_Directions_.
Reproduce verbatim the data between the line holding "field-label: Large <box>825 224 882 250</box>" and the line holding "panel-small: Small <box>0 0 383 576</box>", inclusive.

_Task inputs_.
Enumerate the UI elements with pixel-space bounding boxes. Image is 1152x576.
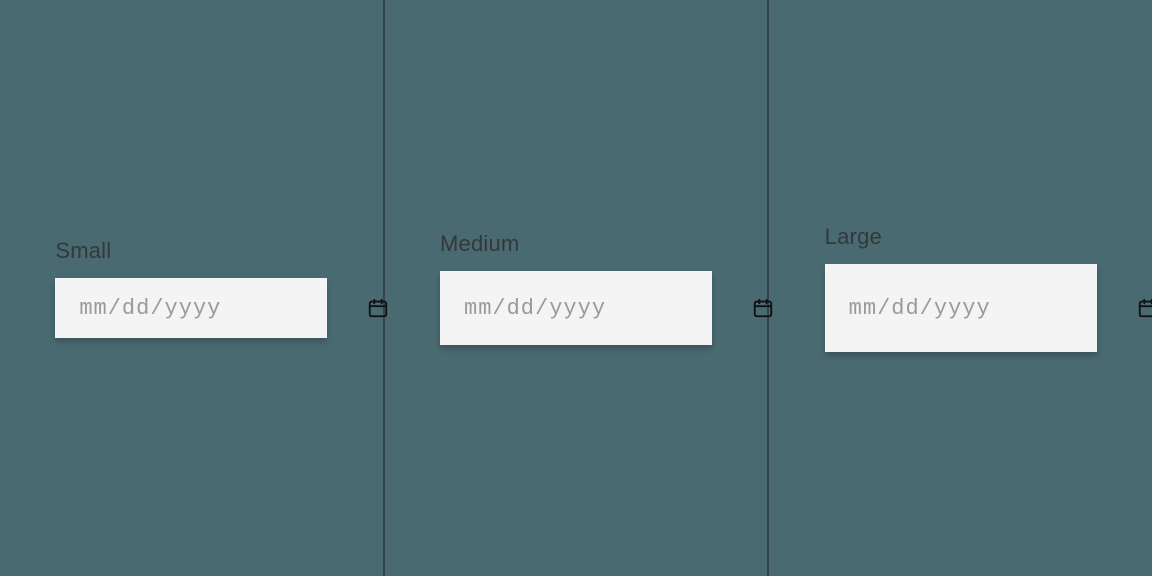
field-label: Large <box>825 224 882 250</box>
calendar-icon[interactable] <box>1137 297 1152 319</box>
field-label: Small <box>55 238 111 264</box>
date-field-large: Large <box>825 224 1097 352</box>
field-label: Medium <box>440 231 519 257</box>
date-input[interactable] <box>849 296 1127 321</box>
date-input-container <box>55 278 327 338</box>
date-input-container <box>825 264 1097 352</box>
date-input-container <box>440 271 712 345</box>
panel-medium: Medium <box>385 0 768 576</box>
date-field-medium: Medium <box>440 231 712 345</box>
date-input[interactable] <box>464 296 742 321</box>
date-field-small: Small <box>55 238 327 338</box>
panel-large: Large <box>769 0 1152 576</box>
date-input[interactable] <box>79 296 357 321</box>
panel-small: Small <box>0 0 383 576</box>
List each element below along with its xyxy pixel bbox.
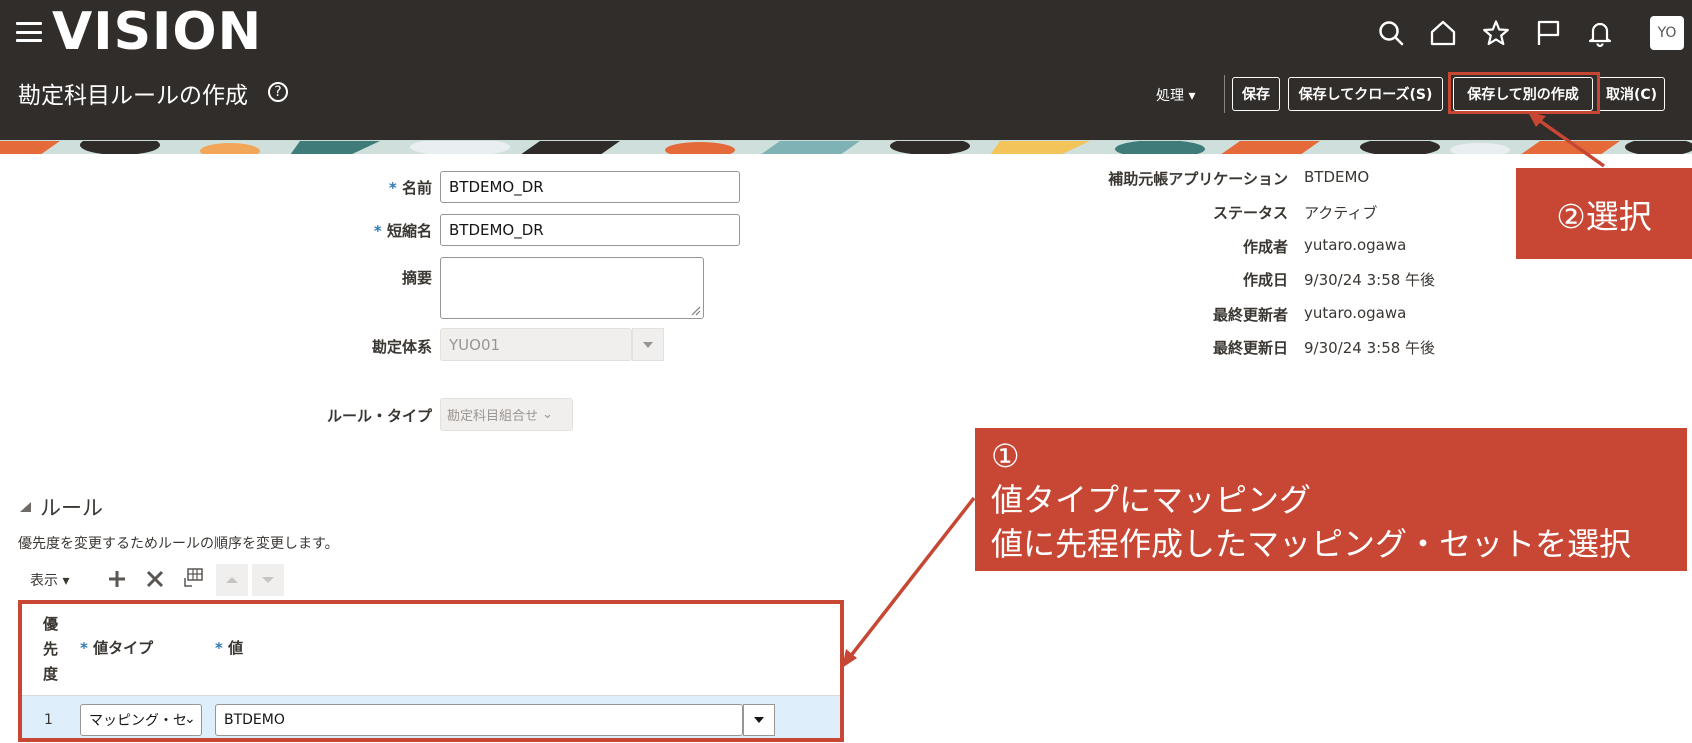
callout-step1: ① 値タイプにマッピング 値に先程作成したマッピング・セットを選択 [975, 428, 1687, 571]
callout-step2: ②選択 [1516, 168, 1692, 259]
callout-step1-line1: 値タイプにマッピング [991, 481, 1312, 519]
callout-step1-line2: 値に先程作成したマッピング・セットを選択 [991, 525, 1632, 563]
annotation-arrows [842, 112, 1606, 668]
callout-step1-number: ① [991, 437, 1020, 475]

_Full output_.
field-label: Large <box>825 224 882 250</box>
calendar-icon[interactable] <box>1137 297 1152 319</box>
field-label: Small <box>55 238 111 264</box>
date-field-large: Large <box>825 224 1097 352</box>
field-label: Medium <box>440 231 519 257</box>
date-input[interactable] <box>849 296 1127 321</box>
date-input-container <box>55 278 327 338</box>
date-input-container <box>825 264 1097 352</box>
date-input-container <box>440 271 712 345</box>
panel-medium: Medium <box>385 0 768 576</box>
date-field-medium: Medium <box>440 231 712 345</box>
date-input[interactable] <box>464 296 742 321</box>
date-field-small: Small <box>55 238 327 338</box>
panel-large: Large <box>769 0 1152 576</box>
date-input[interactable] <box>79 296 357 321</box>
panel-small: Small <box>0 0 383 576</box>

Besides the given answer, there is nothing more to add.